-- start of GIVEN DATA --
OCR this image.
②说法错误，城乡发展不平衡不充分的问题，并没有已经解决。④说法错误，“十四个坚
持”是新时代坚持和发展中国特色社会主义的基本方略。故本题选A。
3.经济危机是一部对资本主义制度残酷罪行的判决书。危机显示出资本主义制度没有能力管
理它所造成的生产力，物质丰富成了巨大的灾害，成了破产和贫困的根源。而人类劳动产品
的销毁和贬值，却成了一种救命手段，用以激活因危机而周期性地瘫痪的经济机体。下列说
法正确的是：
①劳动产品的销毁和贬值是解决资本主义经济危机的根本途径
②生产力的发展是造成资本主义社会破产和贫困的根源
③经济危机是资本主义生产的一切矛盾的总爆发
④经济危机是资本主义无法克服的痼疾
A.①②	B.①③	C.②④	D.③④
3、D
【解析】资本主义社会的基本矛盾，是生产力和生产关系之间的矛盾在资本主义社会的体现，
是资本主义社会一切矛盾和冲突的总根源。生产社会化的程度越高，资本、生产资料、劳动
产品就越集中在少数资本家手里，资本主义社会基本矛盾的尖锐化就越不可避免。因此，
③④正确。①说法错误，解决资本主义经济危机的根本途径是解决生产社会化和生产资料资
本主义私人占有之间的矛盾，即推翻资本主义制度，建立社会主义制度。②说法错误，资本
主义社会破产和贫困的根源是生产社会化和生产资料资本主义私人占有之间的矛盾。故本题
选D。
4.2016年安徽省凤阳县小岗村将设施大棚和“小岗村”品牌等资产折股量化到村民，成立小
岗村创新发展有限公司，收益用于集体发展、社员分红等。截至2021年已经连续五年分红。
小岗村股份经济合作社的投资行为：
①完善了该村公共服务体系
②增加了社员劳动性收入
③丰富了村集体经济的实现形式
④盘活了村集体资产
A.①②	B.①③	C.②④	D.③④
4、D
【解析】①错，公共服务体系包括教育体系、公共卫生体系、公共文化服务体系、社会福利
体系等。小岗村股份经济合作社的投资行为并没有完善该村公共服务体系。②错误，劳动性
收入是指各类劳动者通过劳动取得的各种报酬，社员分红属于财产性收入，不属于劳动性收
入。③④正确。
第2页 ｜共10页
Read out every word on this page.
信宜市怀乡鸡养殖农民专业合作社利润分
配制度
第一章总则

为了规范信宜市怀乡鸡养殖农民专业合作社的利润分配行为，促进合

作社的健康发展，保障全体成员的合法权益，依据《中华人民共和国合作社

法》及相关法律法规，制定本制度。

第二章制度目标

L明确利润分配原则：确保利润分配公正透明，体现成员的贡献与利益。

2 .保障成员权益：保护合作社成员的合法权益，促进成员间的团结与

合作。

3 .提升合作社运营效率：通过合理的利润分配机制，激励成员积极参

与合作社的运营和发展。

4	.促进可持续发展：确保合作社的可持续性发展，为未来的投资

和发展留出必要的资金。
-- end of GIVEN DATA --
- [PROBLEM TO SOLVE]: Extract every line from the one with "Read out every word on this page." down to the final line above, both included, exactly as written.

- [REPLY TO THE TASK]:
Read out every word on this page.
信宜市怀乡鸡养殖农民专业合作社利润分
配制度
第一章总则

为了规范信宜市怀乡鸡养殖农民专业合作社的利润分配行为，促进合

作社的健康发展，保障全体成员的合法权益，依据《中华人民共和国合作社

法》及相关法律法规，制定本制度。

第二章制度目标

L明确利润分配原则：确保利润分配公正透明，体现成员的贡献与利益。

2 .保障成员权益：保护合作社成员的合法权益，促进成员间的团结与

合作。

3 .提升合作社运营效率：通过合理的利润分配机制，激励成员积极参

与合作社的运营和发展。

4	.促进可持续发展：确保合作社的可持续性发展，为未来的投资

和发展留出必要的资金。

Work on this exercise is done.